Figure collection entries:

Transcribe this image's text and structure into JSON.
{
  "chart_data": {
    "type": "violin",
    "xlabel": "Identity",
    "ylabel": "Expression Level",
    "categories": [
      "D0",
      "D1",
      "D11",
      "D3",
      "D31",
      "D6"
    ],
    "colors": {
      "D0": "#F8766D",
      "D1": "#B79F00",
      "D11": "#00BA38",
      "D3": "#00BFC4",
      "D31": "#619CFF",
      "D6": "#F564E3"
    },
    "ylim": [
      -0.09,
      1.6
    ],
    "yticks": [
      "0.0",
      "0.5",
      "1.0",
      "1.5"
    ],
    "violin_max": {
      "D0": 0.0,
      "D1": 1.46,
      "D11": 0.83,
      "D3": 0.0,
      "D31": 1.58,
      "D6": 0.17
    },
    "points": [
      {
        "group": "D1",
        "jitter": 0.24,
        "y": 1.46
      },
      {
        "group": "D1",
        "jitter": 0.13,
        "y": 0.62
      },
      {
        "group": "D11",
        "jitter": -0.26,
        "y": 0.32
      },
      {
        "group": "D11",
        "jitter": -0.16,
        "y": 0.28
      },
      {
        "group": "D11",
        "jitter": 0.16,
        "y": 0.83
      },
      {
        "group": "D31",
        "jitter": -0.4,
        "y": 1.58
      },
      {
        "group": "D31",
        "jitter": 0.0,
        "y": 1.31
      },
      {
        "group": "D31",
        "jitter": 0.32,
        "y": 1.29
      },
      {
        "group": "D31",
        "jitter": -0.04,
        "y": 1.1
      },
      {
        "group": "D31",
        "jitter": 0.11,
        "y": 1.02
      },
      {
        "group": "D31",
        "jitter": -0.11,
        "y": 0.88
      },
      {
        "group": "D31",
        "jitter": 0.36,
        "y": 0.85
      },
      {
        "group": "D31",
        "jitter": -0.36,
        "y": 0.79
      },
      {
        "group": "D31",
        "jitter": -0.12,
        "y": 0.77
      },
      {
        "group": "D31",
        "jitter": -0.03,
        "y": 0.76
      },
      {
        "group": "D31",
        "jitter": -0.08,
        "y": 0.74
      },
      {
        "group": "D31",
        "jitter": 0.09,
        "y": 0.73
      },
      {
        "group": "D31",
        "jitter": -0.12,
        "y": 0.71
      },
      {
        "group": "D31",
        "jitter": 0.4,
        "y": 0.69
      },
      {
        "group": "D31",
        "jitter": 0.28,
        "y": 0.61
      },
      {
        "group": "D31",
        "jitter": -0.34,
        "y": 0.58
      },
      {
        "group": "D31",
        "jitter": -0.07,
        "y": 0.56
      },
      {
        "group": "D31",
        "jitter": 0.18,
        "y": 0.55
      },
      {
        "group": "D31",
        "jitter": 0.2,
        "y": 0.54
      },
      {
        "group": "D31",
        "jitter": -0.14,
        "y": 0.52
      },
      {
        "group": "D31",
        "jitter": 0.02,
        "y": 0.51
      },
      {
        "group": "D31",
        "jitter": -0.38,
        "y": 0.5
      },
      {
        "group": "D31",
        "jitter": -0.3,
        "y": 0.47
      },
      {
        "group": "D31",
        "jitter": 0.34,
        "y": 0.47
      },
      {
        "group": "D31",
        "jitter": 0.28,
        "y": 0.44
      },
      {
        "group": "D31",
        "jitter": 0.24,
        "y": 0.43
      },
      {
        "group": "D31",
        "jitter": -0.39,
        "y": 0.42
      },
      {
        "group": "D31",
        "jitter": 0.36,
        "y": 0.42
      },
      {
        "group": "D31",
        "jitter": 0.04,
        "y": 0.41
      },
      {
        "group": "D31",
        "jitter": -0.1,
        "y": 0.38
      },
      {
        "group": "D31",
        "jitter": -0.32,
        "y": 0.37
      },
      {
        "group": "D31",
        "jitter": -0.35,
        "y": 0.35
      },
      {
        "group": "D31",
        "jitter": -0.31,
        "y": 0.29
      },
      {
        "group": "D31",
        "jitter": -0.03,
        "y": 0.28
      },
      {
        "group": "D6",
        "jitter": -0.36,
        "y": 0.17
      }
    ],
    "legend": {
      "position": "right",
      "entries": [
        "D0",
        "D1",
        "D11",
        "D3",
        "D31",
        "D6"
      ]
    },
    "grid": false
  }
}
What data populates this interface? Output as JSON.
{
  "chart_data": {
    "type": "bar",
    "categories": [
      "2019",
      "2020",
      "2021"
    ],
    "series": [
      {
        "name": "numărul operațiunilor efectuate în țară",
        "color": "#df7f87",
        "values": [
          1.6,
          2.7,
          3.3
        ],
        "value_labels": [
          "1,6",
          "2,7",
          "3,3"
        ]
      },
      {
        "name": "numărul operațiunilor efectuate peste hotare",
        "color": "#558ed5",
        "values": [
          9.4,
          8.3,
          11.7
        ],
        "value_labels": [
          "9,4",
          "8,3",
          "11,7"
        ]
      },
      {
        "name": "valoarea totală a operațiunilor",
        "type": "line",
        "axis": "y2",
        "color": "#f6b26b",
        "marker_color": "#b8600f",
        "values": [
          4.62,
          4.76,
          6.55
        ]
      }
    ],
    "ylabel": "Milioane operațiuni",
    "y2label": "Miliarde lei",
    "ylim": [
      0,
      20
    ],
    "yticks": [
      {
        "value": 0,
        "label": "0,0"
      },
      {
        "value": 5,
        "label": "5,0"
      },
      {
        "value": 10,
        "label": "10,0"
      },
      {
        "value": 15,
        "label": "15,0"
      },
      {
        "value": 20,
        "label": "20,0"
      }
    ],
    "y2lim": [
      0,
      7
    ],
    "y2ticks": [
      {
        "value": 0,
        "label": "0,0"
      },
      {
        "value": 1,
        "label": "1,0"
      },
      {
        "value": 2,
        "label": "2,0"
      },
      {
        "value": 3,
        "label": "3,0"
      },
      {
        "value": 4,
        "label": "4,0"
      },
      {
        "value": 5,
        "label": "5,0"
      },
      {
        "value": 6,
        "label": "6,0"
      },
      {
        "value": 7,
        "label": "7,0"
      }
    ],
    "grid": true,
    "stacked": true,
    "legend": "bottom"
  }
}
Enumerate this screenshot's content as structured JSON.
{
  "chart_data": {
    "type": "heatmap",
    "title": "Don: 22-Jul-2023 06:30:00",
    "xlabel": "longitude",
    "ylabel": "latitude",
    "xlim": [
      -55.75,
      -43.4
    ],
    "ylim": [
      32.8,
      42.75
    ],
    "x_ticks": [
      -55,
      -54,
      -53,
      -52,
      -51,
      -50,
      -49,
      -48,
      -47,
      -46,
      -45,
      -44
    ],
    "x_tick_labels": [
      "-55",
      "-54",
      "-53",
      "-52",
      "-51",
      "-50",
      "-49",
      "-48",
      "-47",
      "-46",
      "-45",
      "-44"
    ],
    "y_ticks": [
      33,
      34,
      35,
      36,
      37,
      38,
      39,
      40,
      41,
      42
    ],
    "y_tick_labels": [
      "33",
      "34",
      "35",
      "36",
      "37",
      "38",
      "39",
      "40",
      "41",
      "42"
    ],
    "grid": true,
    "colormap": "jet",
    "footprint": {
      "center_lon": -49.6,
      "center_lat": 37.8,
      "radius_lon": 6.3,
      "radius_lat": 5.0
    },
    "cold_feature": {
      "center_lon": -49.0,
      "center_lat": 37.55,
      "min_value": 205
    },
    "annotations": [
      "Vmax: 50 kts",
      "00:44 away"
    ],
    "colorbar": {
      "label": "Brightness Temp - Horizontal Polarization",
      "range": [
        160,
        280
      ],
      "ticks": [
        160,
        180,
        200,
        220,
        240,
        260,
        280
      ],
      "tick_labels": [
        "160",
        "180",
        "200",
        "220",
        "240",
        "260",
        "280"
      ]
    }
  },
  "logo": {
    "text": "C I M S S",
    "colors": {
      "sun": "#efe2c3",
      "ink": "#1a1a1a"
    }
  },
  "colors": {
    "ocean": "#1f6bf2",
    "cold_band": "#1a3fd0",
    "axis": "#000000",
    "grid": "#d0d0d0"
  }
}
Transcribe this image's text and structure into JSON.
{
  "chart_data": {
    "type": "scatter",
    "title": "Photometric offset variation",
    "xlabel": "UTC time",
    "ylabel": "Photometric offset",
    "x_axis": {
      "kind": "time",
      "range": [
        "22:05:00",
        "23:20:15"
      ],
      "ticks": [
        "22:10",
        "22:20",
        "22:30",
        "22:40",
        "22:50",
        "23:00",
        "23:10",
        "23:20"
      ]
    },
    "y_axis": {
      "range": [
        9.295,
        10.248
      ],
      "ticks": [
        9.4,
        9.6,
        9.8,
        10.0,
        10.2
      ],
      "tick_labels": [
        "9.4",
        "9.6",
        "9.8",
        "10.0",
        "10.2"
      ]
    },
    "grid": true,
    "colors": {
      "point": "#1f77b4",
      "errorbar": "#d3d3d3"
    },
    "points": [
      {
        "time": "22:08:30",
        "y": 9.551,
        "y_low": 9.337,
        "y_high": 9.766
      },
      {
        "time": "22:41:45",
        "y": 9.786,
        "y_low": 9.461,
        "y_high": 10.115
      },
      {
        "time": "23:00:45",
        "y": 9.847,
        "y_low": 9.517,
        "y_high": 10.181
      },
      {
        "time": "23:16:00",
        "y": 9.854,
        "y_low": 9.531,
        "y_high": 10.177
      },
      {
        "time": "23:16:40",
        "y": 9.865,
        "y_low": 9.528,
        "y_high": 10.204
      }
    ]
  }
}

__Task details__. Pick out and copy the lines of the material that include the word "efectuate".

__Written reply__.
        "name": "numărul operațiunilor efectuate în țară",
        "name": "numărul operațiunilor efectuate peste hotare",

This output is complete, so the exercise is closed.